— RECORDS TO PROCESS —
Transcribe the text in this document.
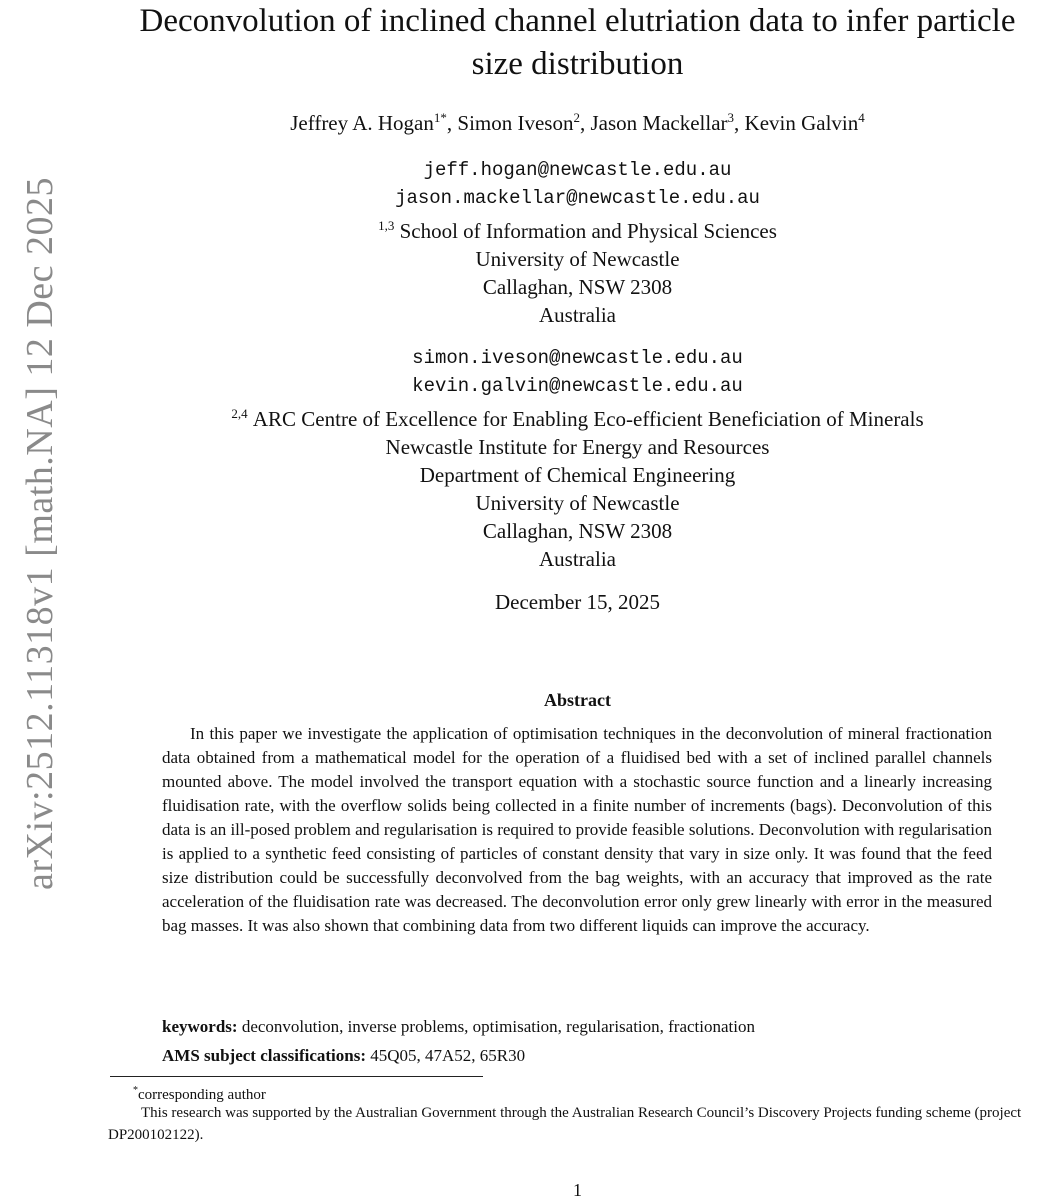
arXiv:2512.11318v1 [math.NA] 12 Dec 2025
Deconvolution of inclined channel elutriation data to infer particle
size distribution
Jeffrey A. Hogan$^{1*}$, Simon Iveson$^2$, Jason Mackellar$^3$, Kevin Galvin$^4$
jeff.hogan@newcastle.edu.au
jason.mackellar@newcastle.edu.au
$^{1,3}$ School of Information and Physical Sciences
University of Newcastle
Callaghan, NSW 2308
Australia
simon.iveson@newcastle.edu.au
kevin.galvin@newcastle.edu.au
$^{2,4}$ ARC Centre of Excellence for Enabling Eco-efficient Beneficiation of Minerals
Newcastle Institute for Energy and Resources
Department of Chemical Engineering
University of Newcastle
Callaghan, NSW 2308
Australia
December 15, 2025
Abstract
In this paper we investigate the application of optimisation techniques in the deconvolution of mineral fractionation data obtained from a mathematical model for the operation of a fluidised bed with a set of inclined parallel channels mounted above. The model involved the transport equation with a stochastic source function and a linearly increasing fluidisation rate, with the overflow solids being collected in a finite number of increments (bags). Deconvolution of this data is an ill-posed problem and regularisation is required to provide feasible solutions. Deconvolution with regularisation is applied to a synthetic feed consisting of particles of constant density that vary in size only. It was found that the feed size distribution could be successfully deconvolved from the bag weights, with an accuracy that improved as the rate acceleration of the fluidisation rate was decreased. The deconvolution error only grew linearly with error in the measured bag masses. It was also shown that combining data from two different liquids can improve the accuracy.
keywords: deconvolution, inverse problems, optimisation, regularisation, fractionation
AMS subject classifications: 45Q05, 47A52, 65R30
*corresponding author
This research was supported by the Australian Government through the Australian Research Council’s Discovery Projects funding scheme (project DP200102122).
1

— GIVEN EXERCISE —
Pictures in the records must not appear in the copy; transcribe everything else precisely.

— ANSWER BELOW —
Transcribe the text in this document.
arXiv:2512.11318v1 [math.NA] 12 Dec 2025
Deconvolution of inclined channel elutriation data to infer particle
size distribution
Jeffrey A. Hogan$^{1*}$, Simon Iveson$^2$, Jason Mackellar$^3$, Kevin Galvin$^4$
jeff.hogan@newcastle.edu.au
jason.mackellar@newcastle.edu.au
$^{1,3}$ School of Information and Physical Sciences
University of Newcastle
Callaghan, NSW 2308
Australia
simon.iveson@newcastle.edu.au
kevin.galvin@newcastle.edu.au
$^{2,4}$ ARC Centre of Excellence for Enabling Eco-efficient Beneficiation of Minerals
Newcastle Institute for Energy and Resources
Department of Chemical Engineering
University of Newcastle
Callaghan, NSW 2308
Australia
December 15, 2025
Abstract
In this paper we investigate the application of optimisation techniques in the deconvolution of mineral fractionation data obtained from a mathematical model for the operation of a fluidised bed with a set of inclined parallel channels mounted above. The model involved the transport equation with a stochastic source function and a linearly increasing fluidisation rate, with the overflow solids being collected in a finite number of increments (bags). Deconvolution of this data is an ill-posed problem and regularisation is required to provide feasible solutions. Deconvolution with regularisation is applied to a synthetic feed consisting of particles of constant density that vary in size only. It was found that the feed size distribution could be successfully deconvolved from the bag weights, with an accuracy that improved as the rate acceleration of the fluidisation rate was decreased. The deconvolution error only grew linearly with error in the measured bag masses. It was also shown that combining data from two different liquids can improve the accuracy.
keywords: deconvolution, inverse problems, optimisation, regularisation, fractionation
AMS subject classifications: 45Q05, 47A52, 65R30
*corresponding author
This research was supported by the Australian Government through the Australian Research Council’s Discovery Projects funding scheme (project DP200102122).
1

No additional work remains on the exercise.